→ **Goal**
Omit all images, then return the remaining material exactly as it stands.

________________

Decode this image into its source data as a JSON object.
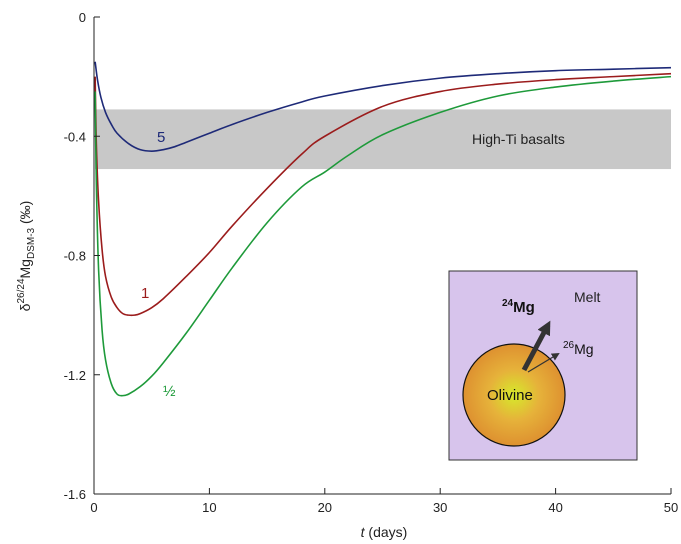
{
  "chart_data": {
    "type": "line",
    "xlabel": {
      "italic": "t",
      "rest": " (days)"
    },
    "ylabel": {
      "delta": "δ",
      "sup": "26/24",
      "base": "Mg",
      "sub": "DSM-3",
      "unit": " (‰)"
    },
    "xlim": [
      0,
      50
    ],
    "ylim": [
      -1.6,
      0
    ],
    "x_ticks": [
      "0",
      "10",
      "20",
      "30",
      "40",
      "50"
    ],
    "y_ticks": [
      "0",
      "-0.4",
      "-0.8",
      "-1.2",
      "-1.6"
    ],
    "grid": false,
    "band": {
      "label": "High-Ti basalts",
      "y_range": [
        -0.51,
        -0.31
      ],
      "color": "#c8c8c8"
    },
    "series": [
      {
        "name": "5",
        "color": "#1e2a78",
        "x": [
          0.1,
          0.3,
          0.6,
          1.0,
          1.5,
          2.0,
          3.0,
          4.0,
          5.0,
          6.0,
          7.0,
          8.0,
          10.0,
          12.0,
          15.0,
          18.0,
          20.0,
          25.0,
          30.0,
          35.0,
          40.0,
          45.0,
          50.0
        ],
        "y": [
          -0.15,
          -0.21,
          -0.27,
          -0.32,
          -0.36,
          -0.39,
          -0.425,
          -0.445,
          -0.45,
          -0.445,
          -0.435,
          -0.42,
          -0.39,
          -0.36,
          -0.32,
          -0.285,
          -0.265,
          -0.23,
          -0.205,
          -0.19,
          -0.18,
          -0.175,
          -0.17
        ]
      },
      {
        "name": "1",
        "color": "#9b1c1c",
        "x": [
          0.1,
          0.2,
          0.4,
          0.7,
          1.0,
          1.5,
          2.0,
          2.5,
          3.0,
          3.5,
          4.0,
          5.0,
          6.0,
          8.0,
          10.0,
          12.0,
          15.0,
          18.0,
          20.0,
          25.0,
          30.0,
          35.0,
          40.0,
          45.0,
          50.0
        ],
        "y": [
          -0.2,
          -0.42,
          -0.62,
          -0.78,
          -0.87,
          -0.94,
          -0.975,
          -0.995,
          -1.0,
          -1.0,
          -0.995,
          -0.975,
          -0.945,
          -0.87,
          -0.79,
          -0.7,
          -0.575,
          -0.46,
          -0.4,
          -0.3,
          -0.25,
          -0.225,
          -0.21,
          -0.2,
          -0.19
        ]
      },
      {
        "name": "½",
        "color": "#1e9a3a",
        "x": [
          0.1,
          0.2,
          0.4,
          0.7,
          1.0,
          1.5,
          2.0,
          2.5,
          3.0,
          4.0,
          5.0,
          6.0,
          8.0,
          10.0,
          12.0,
          15.0,
          18.0,
          20.0,
          22.0,
          25.0,
          30.0,
          35.0,
          40.0,
          45.0,
          50.0
        ],
        "y": [
          -0.25,
          -0.55,
          -0.85,
          -1.05,
          -1.15,
          -1.23,
          -1.265,
          -1.27,
          -1.265,
          -1.24,
          -1.205,
          -1.16,
          -1.06,
          -0.95,
          -0.84,
          -0.69,
          -0.57,
          -0.52,
          -0.465,
          -0.395,
          -0.32,
          -0.265,
          -0.235,
          -0.215,
          -0.2
        ]
      }
    ],
    "series_labels": [
      "5",
      "1",
      "½"
    ],
    "inset": {
      "background": "#d7c4ec",
      "melt_label": "Melt",
      "mg24_label": {
        "sup": "24",
        "base": "Mg"
      },
      "mg26_label": {
        "sup": "26",
        "base": "Mg"
      },
      "olivine_label": "Olivine"
    }
  }
}
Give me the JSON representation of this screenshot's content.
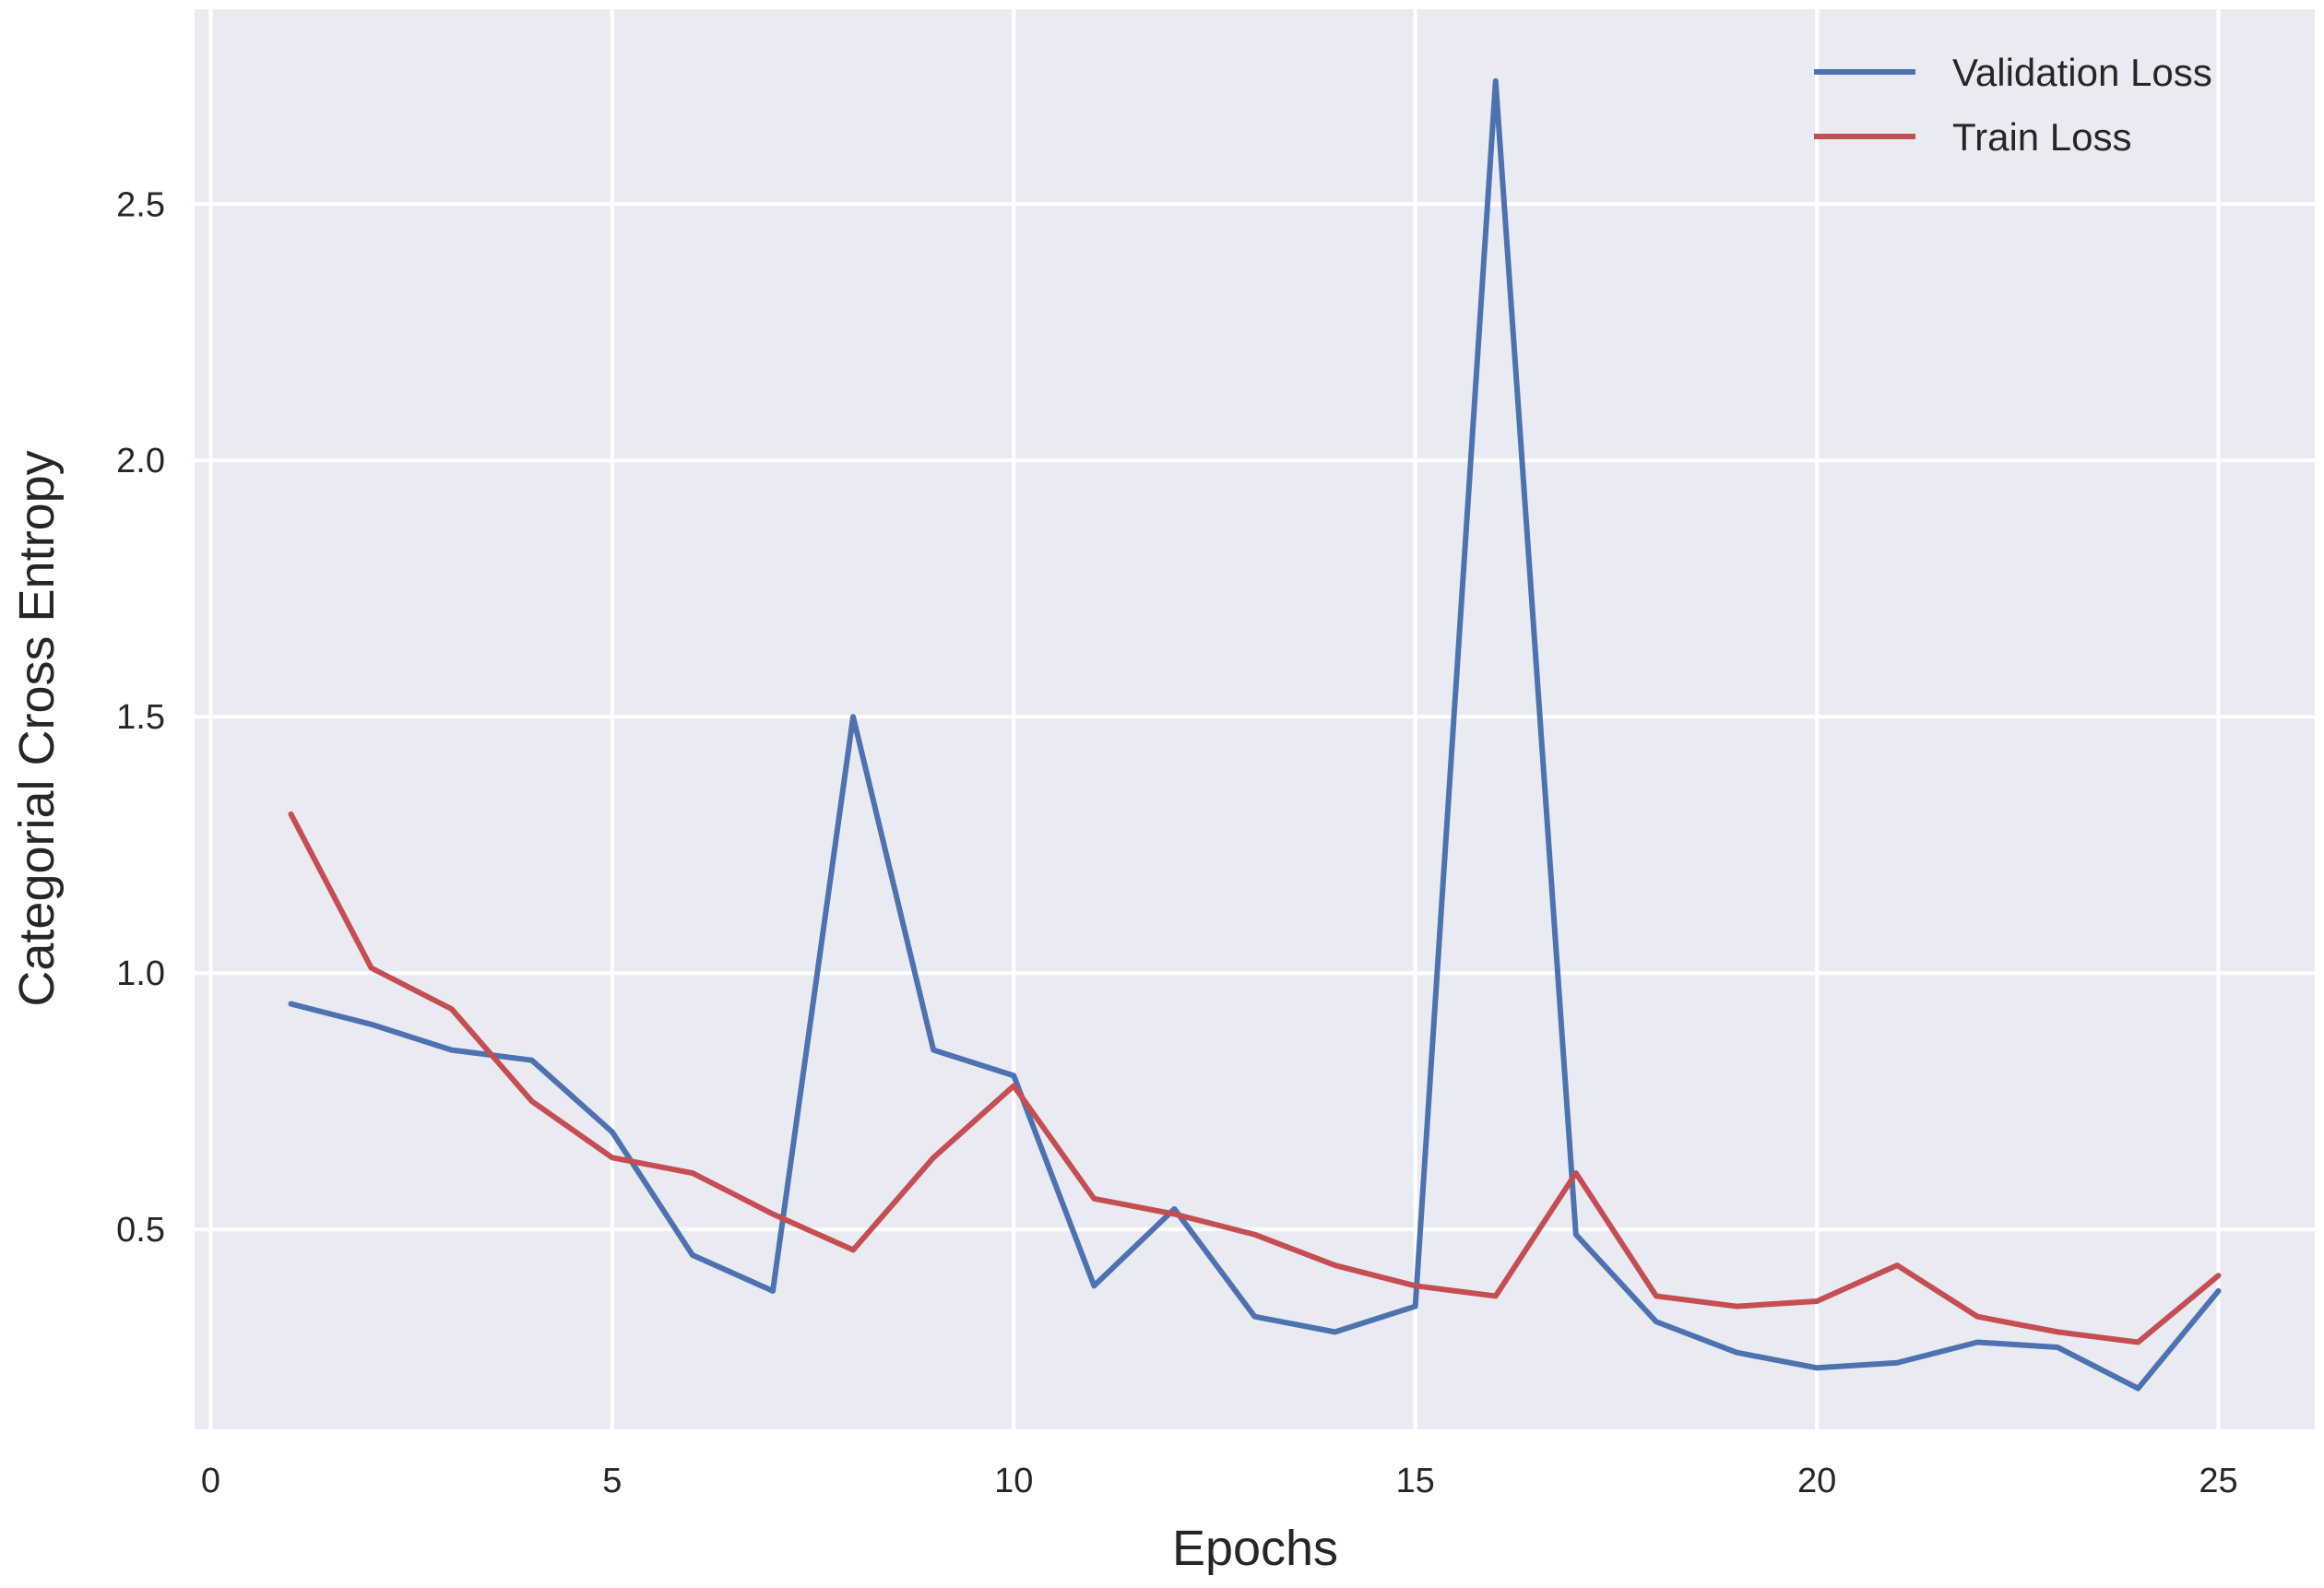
{
  "chart_data": {
    "type": "line",
    "xlabel": "Epochs",
    "ylabel": "Categorial Cross Entropy",
    "xlim": [
      -0.2,
      26.2
    ],
    "ylim": [
      0.11,
      2.88
    ],
    "xticks": [
      0,
      5,
      10,
      15,
      20,
      25
    ],
    "xtick_labels": [
      "0",
      "5",
      "10",
      "15",
      "20",
      "25"
    ],
    "yticks": [
      0.5,
      1.0,
      1.5,
      2.0,
      2.5
    ],
    "ytick_labels": [
      "0.5",
      "1.0",
      "1.5",
      "2.0",
      "2.5"
    ],
    "grid": true,
    "legend_position": "top-right",
    "x": [
      1,
      2,
      3,
      4,
      5,
      6,
      7,
      8,
      9,
      10,
      11,
      12,
      13,
      14,
      15,
      16,
      17,
      18,
      19,
      20,
      21,
      22,
      23,
      24,
      25
    ],
    "series": [
      {
        "name": "Validation Loss",
        "color": "#4c72b0",
        "values": [
          0.94,
          0.9,
          0.85,
          0.83,
          0.69,
          0.45,
          0.38,
          1.5,
          0.85,
          0.8,
          0.39,
          0.54,
          0.33,
          0.3,
          0.35,
          2.74,
          0.49,
          0.32,
          0.26,
          0.23,
          0.24,
          0.28,
          0.27,
          0.19,
          0.38
        ]
      },
      {
        "name": "Train Loss",
        "color": "#c44e52",
        "values": [
          1.31,
          1.01,
          0.93,
          0.75,
          0.64,
          0.61,
          0.53,
          0.46,
          0.64,
          0.78,
          0.56,
          0.53,
          0.49,
          0.43,
          0.39,
          0.37,
          0.61,
          0.37,
          0.35,
          0.36,
          0.43,
          0.33,
          0.3,
          0.28,
          0.41
        ]
      }
    ],
    "colors": {
      "background": "#eaeaf2",
      "grid": "#ffffff"
    }
  }
}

________________

→ **Reply to the task**
Decode this image into its source data as a JSON object.
{
  "chart_data": {
    "type": "line",
    "xlabel": {
      "italic": "t",
      "rest": " (days)"
    },
    "ylabel": {
      "delta": "δ",
      "sup": "26/24",
      "base": "Mg",
      "sub": "DSM-3",
      "unit": " (‰)"
    },
    "xlim": [
      0,
      50
    ],
    "ylim": [
      -1.6,
      0
    ],
    "x_ticks": [
      "0",
      "10",
      "20",
      "30",
      "40",
      "50"
    ],
    "y_ticks": [
      "0",
      "-0.4",
      "-0.8",
      "-1.2",
      "-1.6"
    ],
    "grid": false,
    "band": {
      "label": "High-Ti basalts",
      "y_range": [
        -0.51,
        -0.31
      ],
      "color": "#c8c8c8"
    },
    "series": [
      {
        "name": "5",
        "color": "#1e2a78",
        "x": [
          0.1,
          0.3,
          0.6,
          1.0,
          1.5,
          2.0,
          3.0,
          4.0,
          5.0,
          6.0,
          7.0,
          8.0,
          10.0,
          12.0,
          15.0,
          18.0,
          20.0,
          25.0,
          30.0,
          35.0,
          40.0,
          45.0,
          50.0
        ],
        "y": [
          -0.15,
          -0.21,
          -0.27,
          -0.32,
          -0.36,
          -0.39,
          -0.425,
          -0.445,
          -0.45,
          -0.445,
          -0.435,
          -0.42,
          -0.39,
          -0.36,
          -0.32,
          -0.285,
          -0.265,
          -0.23,
          -0.205,
          -0.19,
          -0.18,
          -0.175,
          -0.17
        ]
      },
      {
        "name": "1",
        "color": "#9b1c1c",
        "x": [
          0.1,
          0.2,
          0.4,
          0.7,
          1.0,
          1.5,
          2.0,
          2.5,
          3.0,
          3.5,
          4.0,
          5.0,
          6.0,
          8.0,
          10.0,
          12.0,
          15.0,
          18.0,
          20.0,
          25.0,
          30.0,
          35.0,
          40.0,
          45.0,
          50.0
        ],
        "y": [
          -0.2,
          -0.42,
          -0.62,
          -0.78,
          -0.87,
          -0.94,
          -0.975,
          -0.995,
          -1.0,
          -1.0,
          -0.995,
          -0.975,
          -0.945,
          -0.87,
          -0.79,
          -0.7,
          -0.575,
          -0.46,
          -0.4,
          -0.3,
          -0.25,
          -0.225,
          -0.21,
          -0.2,
          -0.19
        ]
      },
      {
        "name": "½",
        "color": "#1e9a3a",
        "x": [
          0.1,
          0.2,
          0.4,
          0.7,
          1.0,
          1.5,
          2.0,
          2.5,
          3.0,
          4.0,
          5.0,
          6.0,
          8.0,
          10.0,
          12.0,
          15.0,
          18.0,
          20.0,
          22.0,
          25.0,
          30.0,
          35.0,
          40.0,
          45.0,
          50.0
        ],
        "y": [
          -0.25,
          -0.55,
          -0.85,
          -1.05,
          -1.15,
          -1.23,
          -1.265,
          -1.27,
          -1.265,
          -1.24,
          -1.205,
          -1.16,
          -1.06,
          -0.95,
          -0.84,
          -0.69,
          -0.57,
          -0.52,
          -0.465,
          -0.395,
          -0.32,
          -0.265,
          -0.235,
          -0.215,
          -0.2
        ]
      }
    ],
    "series_labels": [
      "5",
      "1",
      "½"
    ],
    "inset": {
      "background": "#d7c4ec",
      "melt_label": "Melt",
      "mg24_label": {
        "sup": "24",
        "base": "Mg"
      },
      "mg26_label": {
        "sup": "26",
        "base": "Mg"
      },
      "olivine_label": "Olivine"
    }
  }
}
Give me the JSON representation of this screenshot's content.
{
  "chart_data": {
    "type": "line",
    "xlabel": "Epochs",
    "ylabel": "Categorial Cross Entropy",
    "xlim": [
      -0.2,
      26.2
    ],
    "ylim": [
      0.11,
      2.88
    ],
    "xticks": [
      0,
      5,
      10,
      15,
      20,
      25
    ],
    "xtick_labels": [
      "0",
      "5",
      "10",
      "15",
      "20",
      "25"
    ],
    "yticks": [
      0.5,
      1.0,
      1.5,
      2.0,
      2.5
    ],
    "ytick_labels": [
      "0.5",
      "1.0",
      "1.5",
      "2.0",
      "2.5"
    ],
    "grid": true,
    "legend_position": "top-right",
    "x": [
      1,
      2,
      3,
      4,
      5,
      6,
      7,
      8,
      9,
      10,
      11,
      12,
      13,
      14,
      15,
      16,
      17,
      18,
      19,
      20,
      21,
      22,
      23,
      24,
      25
    ],
    "series": [
      {
        "name": "Validation Loss",
        "color": "#4c72b0",
        "values": [
          0.94,
          0.9,
          0.85,
          0.83,
          0.69,
          0.45,
          0.38,
          1.5,
          0.85,
          0.8,
          0.39,
          0.54,
          0.33,
          0.3,
          0.35,
          2.74,
          0.49,
          0.32,
          0.26,
          0.23,
          0.24,
          0.28,
          0.27,
          0.19,
          0.38
        ]
      },
      {
        "name": "Train Loss",
        "color": "#c44e52",
        "values": [
          1.31,
          1.01,
          0.93,
          0.75,
          0.64,
          0.61,
          0.53,
          0.46,
          0.64,
          0.78,
          0.56,
          0.53,
          0.49,
          0.43,
          0.39,
          0.37,
          0.61,
          0.37,
          0.35,
          0.36,
          0.43,
          0.33,
          0.3,
          0.28,
          0.41
        ]
      }
    ],
    "colors": {
      "background": "#eaeaf2",
      "grid": "#ffffff"
    }
  }
}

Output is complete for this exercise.